* [Exercise directions]: Reproduce the listing verbatim.

* [Listed records]:

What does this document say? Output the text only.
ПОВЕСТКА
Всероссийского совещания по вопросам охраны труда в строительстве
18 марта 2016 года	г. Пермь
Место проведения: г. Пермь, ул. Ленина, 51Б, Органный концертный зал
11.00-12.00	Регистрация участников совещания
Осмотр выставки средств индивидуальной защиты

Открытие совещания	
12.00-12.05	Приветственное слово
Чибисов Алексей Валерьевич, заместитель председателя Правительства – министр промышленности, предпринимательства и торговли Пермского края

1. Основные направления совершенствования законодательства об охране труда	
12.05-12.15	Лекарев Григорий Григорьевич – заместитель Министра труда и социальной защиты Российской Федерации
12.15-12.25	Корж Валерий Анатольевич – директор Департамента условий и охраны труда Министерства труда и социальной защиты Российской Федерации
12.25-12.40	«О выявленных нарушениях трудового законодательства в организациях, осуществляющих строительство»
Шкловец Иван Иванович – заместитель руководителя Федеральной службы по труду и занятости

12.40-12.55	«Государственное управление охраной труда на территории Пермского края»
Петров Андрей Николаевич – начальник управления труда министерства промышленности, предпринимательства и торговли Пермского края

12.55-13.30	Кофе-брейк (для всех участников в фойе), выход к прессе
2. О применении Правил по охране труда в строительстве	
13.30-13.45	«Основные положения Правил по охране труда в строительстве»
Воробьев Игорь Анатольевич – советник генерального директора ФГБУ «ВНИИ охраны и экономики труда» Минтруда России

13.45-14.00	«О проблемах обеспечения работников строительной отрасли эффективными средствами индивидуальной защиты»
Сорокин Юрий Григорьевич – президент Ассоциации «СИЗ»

* [Expected answer]:
What does this document say? Output the text only.
ПОВЕСТКА
Всероссийского совещания по вопросам охраны труда в строительстве
18 марта 2016 года	г. Пермь
Место проведения: г. Пермь, ул. Ленина, 51Б, Органный концертный зал
11.00-12.00	Регистрация участников совещания
Осмотр выставки средств индивидуальной защиты

Открытие совещания	
12.00-12.05	Приветственное слово
Чибисов Алексей Валерьевич, заместитель председателя Правительства – министр промышленности, предпринимательства и торговли Пермского края

1. Основные направления совершенствования законодательства об охране труда	
12.05-12.15	Лекарев Григорий Григорьевич – заместитель Министра труда и социальной защиты Российской Федерации
12.15-12.25	Корж Валерий Анатольевич – директор Департамента условий и охраны труда Министерства труда и социальной защиты Российской Федерации
12.25-12.40	«О выявленных нарушениях трудового законодательства в организациях, осуществляющих строительство»
Шкловец Иван Иванович – заместитель руководителя Федеральной службы по труду и занятости

12.40-12.55	«Государственное управление охраной труда на территории Пермского края»
Петров Андрей Николаевич – начальник управления труда министерства промышленности, предпринимательства и торговли Пермского края

12.55-13.30	Кофе-брейк (для всех участников в фойе), выход к прессе
2. О применении Правил по охране труда в строительстве	
13.30-13.45	«Основные положения Правил по охране труда в строительстве»
Воробьев Игорь Анатольевич – советник генерального директора ФГБУ «ВНИИ охраны и экономики труда» Минтруда России

13.45-14.00	«О проблемах обеспечения работников строительной отрасли эффективными средствами индивидуальной защиты»
Сорокин Юрий Григорьевич – президент Ассоциации «СИЗ»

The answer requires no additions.